*Exercise brief*:
Show only lines that include "Pressió".

*Task input*:

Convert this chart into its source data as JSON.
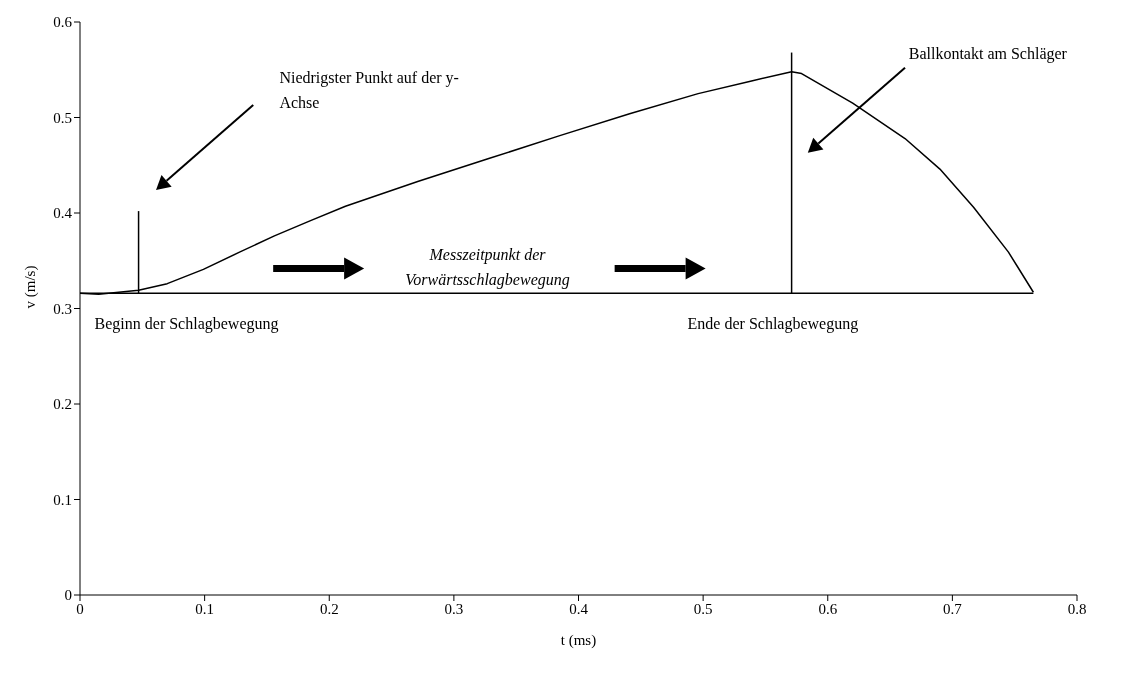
{
  "chart_data": {
    "type": "line",
    "xlabel": "t (ms)",
    "ylabel": "v (m/s)",
    "xlim": [
      0,
      0.8
    ],
    "xticks": [
      0,
      0.1,
      0.2,
      0.3,
      0.4,
      0.5,
      0.6,
      0.7,
      0.8
    ],
    "ylim": [
      0,
      0.6
    ],
    "yticks": [
      0,
      0.1,
      0.2,
      0.3,
      0.4,
      0.5,
      0.6
    ],
    "marker": "none",
    "line_style": "solid",
    "series": [
      {
        "color": "#000000",
        "x": [
          0,
          0.015,
          0.047,
          0.07,
          0.099,
          0.128,
          0.156,
          0.185,
          0.213,
          0.271,
          0.328,
          0.385,
          0.441,
          0.496,
          0.538,
          0.571,
          0.579,
          0.62,
          0.662,
          0.69,
          0.717,
          0.745,
          0.765
        ],
        "values": [
          0.316,
          0.315,
          0.319,
          0.326,
          0.341,
          0.359,
          0.376,
          0.392,
          0.407,
          0.433,
          0.457,
          0.481,
          0.504,
          0.525,
          0.538,
          0.548,
          0.546,
          0.515,
          0.478,
          0.446,
          0.406,
          0.359,
          0.317
        ]
      },
      {
        "color": "#000000",
        "x": [
          0,
          0.765
        ],
        "values": [
          0.316,
          0.316
        ]
      },
      {
        "color": "#000000",
        "x": [
          0.047,
          0.047
        ],
        "values": [
          0.316,
          0.402
        ]
      },
      {
        "color": "#000000",
        "x": [
          0.571,
          0.571
        ],
        "values": [
          0.316,
          0.568
        ]
      }
    ],
    "annotations": [
      "Niedrigster Punkt auf der y-Achse",
      "Ballkontakt am Schläger",
      {
        "text": "Beginn der Schlagbewegung",
        "x": 0.047,
        "y": 0.316
      },
      {
        "text": "Ende der Schlagbewegung",
        "x": 0.571,
        "y": 0.316
      },
      "Messzeitpunkt der Vorwärtsschlagbewegung"
    ]
  }
}
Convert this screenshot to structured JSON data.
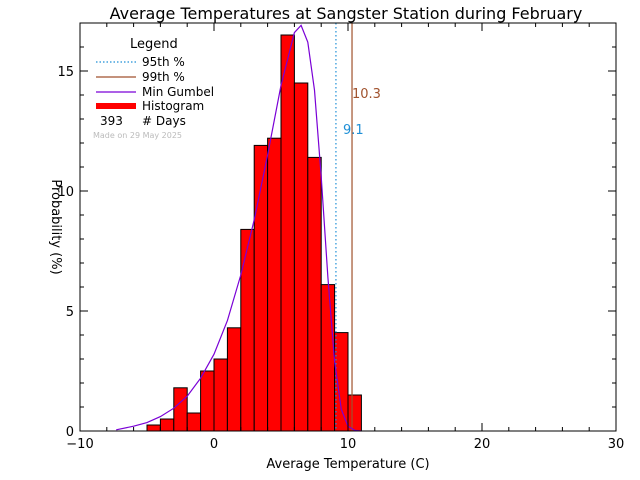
{
  "chart_data": {
    "type": "bar",
    "title": "Average Temperatures at Sangster Station during February",
    "xlabel": "Average Temperature (C)",
    "ylabel": "Probability (%)",
    "xlim": [
      -10,
      30
    ],
    "ylim": [
      0,
      17
    ],
    "x_ticks": [
      "−10",
      "0",
      "10",
      "20",
      "30"
    ],
    "x_tick_values": [
      -10,
      0,
      10,
      20,
      30
    ],
    "y_ticks": [
      "0",
      "5",
      "10",
      "15"
    ],
    "y_tick_values": [
      0,
      5,
      10,
      15
    ],
    "bin_width": 1,
    "bin_starts": [
      -5,
      -4,
      -3,
      -2,
      -1,
      0,
      1,
      2,
      3,
      4,
      5,
      6,
      7,
      8,
      9,
      10
    ],
    "values": [
      0.25,
      0.5,
      1.8,
      0.75,
      2.5,
      3.0,
      4.3,
      8.4,
      11.9,
      12.2,
      16.5,
      14.5,
      11.4,
      6.1,
      4.1,
      1.5
    ],
    "gumbel_curve": {
      "x": [
        -7.3,
        -6,
        -5,
        -4,
        -3,
        -2,
        -1,
        0,
        1,
        2,
        3,
        4,
        5,
        6,
        6.5,
        7,
        7.5,
        8,
        8.5,
        9,
        9.5,
        10,
        10.5,
        11
      ],
      "y": [
        0.05,
        0.2,
        0.35,
        0.6,
        0.95,
        1.45,
        2.2,
        3.2,
        4.6,
        6.5,
        8.8,
        11.5,
        14.4,
        16.6,
        16.9,
        16.2,
        14.2,
        10.6,
        6.4,
        2.9,
        0.9,
        0.2,
        0.03,
        0.0
      ]
    },
    "p95": 9.1,
    "p99": 10.3,
    "p95_label": "9.1",
    "p99_label": "10.3",
    "colors": {
      "histogram": "#ff0000",
      "gumbel": "#7a00d6",
      "p95": "#1e8fd6",
      "p99": "#a0522d",
      "axis": "#000000",
      "watermark": "#bbbbbb"
    },
    "legend": {
      "title": "Legend",
      "placement": "top-left",
      "items": [
        {
          "label": "95th %",
          "style": "dotted",
          "color": "#1e8fd6"
        },
        {
          "label": "99th %",
          "style": "line",
          "color": "#a0522d"
        },
        {
          "label": "Min Gumbel",
          "style": "line",
          "color": "#7a00d6"
        },
        {
          "label": "Histogram",
          "style": "thick",
          "color": "#ff0000"
        }
      ],
      "days_count": "393",
      "days_label": "# Days",
      "made_on": "Made on 29 May 2025"
    }
  }
}
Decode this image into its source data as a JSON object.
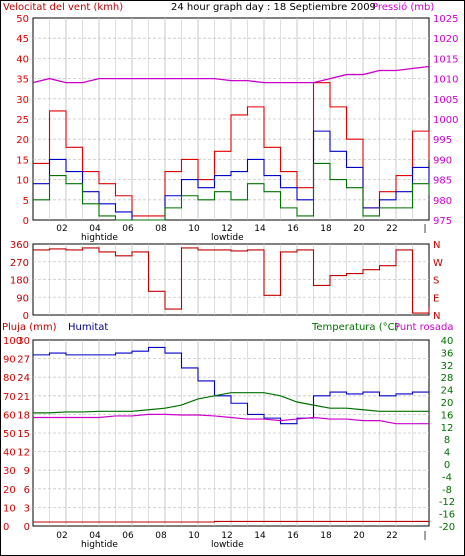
{
  "title": "24 hour graph day : 18 Septiembre 2009",
  "tide": {
    "high": "hightide",
    "low": "lowtide"
  },
  "colors": {
    "red": "#e00000",
    "blue": "#0000cc",
    "green": "#007000",
    "magenta": "#cc00cc",
    "darkred": "#c00000",
    "grid": "#c8c8c8"
  },
  "x_ticks": [
    "02",
    "04",
    "06",
    "08",
    "10",
    "12",
    "14",
    "16",
    "18",
    "20",
    "22",
    ""
  ],
  "panels": {
    "wind": {
      "left_title": "Velocitat del vent (kmh)",
      "right_title": "Pressió (mb)",
      "left_ticks": [
        "0",
        "5",
        "10",
        "15",
        "20",
        "25",
        "30",
        "35",
        "40",
        "45",
        "50"
      ],
      "right_ticks": [
        "975",
        "980",
        "985",
        "990",
        "995",
        "1000",
        "1005",
        "1010",
        "1015",
        "1020",
        "1025"
      ]
    },
    "direction": {
      "left_ticks": [
        "0",
        "90",
        "180",
        "270",
        "360"
      ],
      "right_ticks": [
        "N",
        "E",
        "S",
        "W",
        "N"
      ]
    },
    "humidity": {
      "rain_title": "Pluja (mm)",
      "humidity_title": "Humitat",
      "temp_title": "Temperatura (°C)",
      "dew_title": "Punt rosada",
      "left_ticks": [
        "0",
        "10",
        "20",
        "30",
        "40",
        "50",
        "60",
        "70",
        "80",
        "90",
        "100"
      ],
      "rain_ticks": [
        "0",
        "3",
        "6",
        "9",
        "12",
        "15",
        "18",
        "21",
        "24",
        "27",
        "30"
      ],
      "right_ticks": [
        "-20",
        "-16",
        "-12",
        "-8",
        "-4",
        "0",
        "4",
        "8",
        "12",
        "16",
        "20",
        "24",
        "28",
        "32",
        "36",
        "40"
      ]
    }
  },
  "chart_data": [
    {
      "type": "line",
      "title": "24 hour graph day : 18 Septiembre 2009",
      "x": [
        0,
        1,
        2,
        3,
        4,
        5,
        6,
        7,
        8,
        9,
        10,
        11,
        12,
        13,
        14,
        15,
        16,
        17,
        18,
        19,
        20,
        21,
        22,
        23,
        24
      ],
      "series": [
        {
          "name": "Velocitat del vent (kmh)",
          "axis": "left",
          "color": "#e00000",
          "values": [
            14,
            27,
            18,
            12,
            9,
            6,
            1,
            1,
            12,
            15,
            10,
            17,
            26,
            28,
            18,
            12,
            8,
            34,
            28,
            20,
            3,
            7,
            11,
            22,
            15
          ]
        },
        {
          "name": "Velocitat del vent (kmh)",
          "axis": "left",
          "color": "#0000cc",
          "values": [
            9,
            15,
            12,
            7,
            4,
            2,
            0,
            0,
            6,
            10,
            8,
            11,
            12,
            15,
            11,
            8,
            5,
            22,
            17,
            13,
            3,
            5,
            7,
            13,
            9
          ]
        },
        {
          "name": "Velocitat del vent (kmh)",
          "axis": "left",
          "color": "#007000",
          "values": [
            5,
            11,
            9,
            4,
            1,
            0,
            0,
            0,
            3,
            6,
            5,
            7,
            5,
            9,
            7,
            3,
            1,
            14,
            10,
            8,
            1,
            3,
            3,
            9,
            6
          ]
        },
        {
          "name": "Pressió (mb)",
          "axis": "right",
          "color": "#cc00cc",
          "values": [
            1009,
            1010,
            1009,
            1009,
            1010,
            1010,
            1010,
            1010,
            1010,
            1010,
            1010,
            1010,
            1009.5,
            1009.5,
            1009,
            1009,
            1009,
            1009,
            1010,
            1011,
            1011,
            1012,
            1012,
            1012.5,
            1013
          ]
        }
      ],
      "ylim": [
        0,
        50
      ],
      "y2lim": [
        975,
        1025
      ]
    },
    {
      "type": "line",
      "x": [
        0,
        1,
        2,
        3,
        4,
        5,
        6,
        7,
        8,
        9,
        10,
        11,
        12,
        13,
        14,
        15,
        16,
        17,
        18,
        19,
        20,
        21,
        22,
        23,
        24
      ],
      "series": [
        {
          "name": "",
          "color": "#c00000",
          "values": [
            330,
            335,
            330,
            340,
            320,
            300,
            320,
            120,
            30,
            340,
            330,
            330,
            325,
            330,
            100,
            320,
            330,
            150,
            200,
            210,
            230,
            250,
            330,
            10,
            40
          ]
        }
      ],
      "ylim": [
        0,
        360
      ]
    },
    {
      "type": "line",
      "x": [
        0,
        1,
        2,
        3,
        4,
        5,
        6,
        7,
        8,
        9,
        10,
        11,
        12,
        13,
        14,
        15,
        16,
        17,
        18,
        19,
        20,
        21,
        22,
        23,
        24
      ],
      "series": [
        {
          "name": "Humitat",
          "axis": "left",
          "color": "#0000cc",
          "values": [
            92,
            93,
            92,
            92,
            92,
            93,
            94,
            96,
            93,
            85,
            78,
            70,
            66,
            60,
            58,
            55,
            58,
            70,
            72,
            71,
            72,
            70,
            71,
            72,
            73
          ]
        },
        {
          "name": "Temperatura (°C)",
          "axis": "right",
          "color": "#007000",
          "values": [
            16.5,
            16.5,
            16.8,
            16.8,
            17,
            17,
            17,
            17.5,
            18,
            19,
            21,
            22,
            23,
            23,
            23,
            22,
            20,
            19,
            18,
            18,
            17.5,
            17,
            17,
            17,
            17
          ]
        },
        {
          "name": "Punt rosada",
          "axis": "right",
          "color": "#cc00cc",
          "values": [
            15,
            15,
            15,
            15,
            15,
            15.5,
            15.5,
            16,
            16,
            15.8,
            15.8,
            15.5,
            15,
            14.5,
            14.5,
            14,
            14.5,
            15,
            14.5,
            14.5,
            14,
            14,
            13,
            13,
            13
          ]
        },
        {
          "name": "Pluja (mm)",
          "axis": "rain",
          "color": "#c00000",
          "values": [
            0,
            0,
            0,
            0,
            0,
            0,
            0,
            0,
            0,
            0,
            0,
            0.1,
            0.1,
            0.1,
            0.1,
            0.1,
            0.1,
            0.1,
            0.1,
            0.1,
            0.1,
            0.1,
            0.1,
            0.1,
            0.1
          ]
        }
      ],
      "ylim": [
        0,
        100
      ],
      "y2lim": [
        -20,
        40
      ],
      "y3lim": [
        0,
        30
      ]
    }
  ]
}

*Response below*:
      "right_title": "Pressió (mb)",
          "name": "Pressió (mb)",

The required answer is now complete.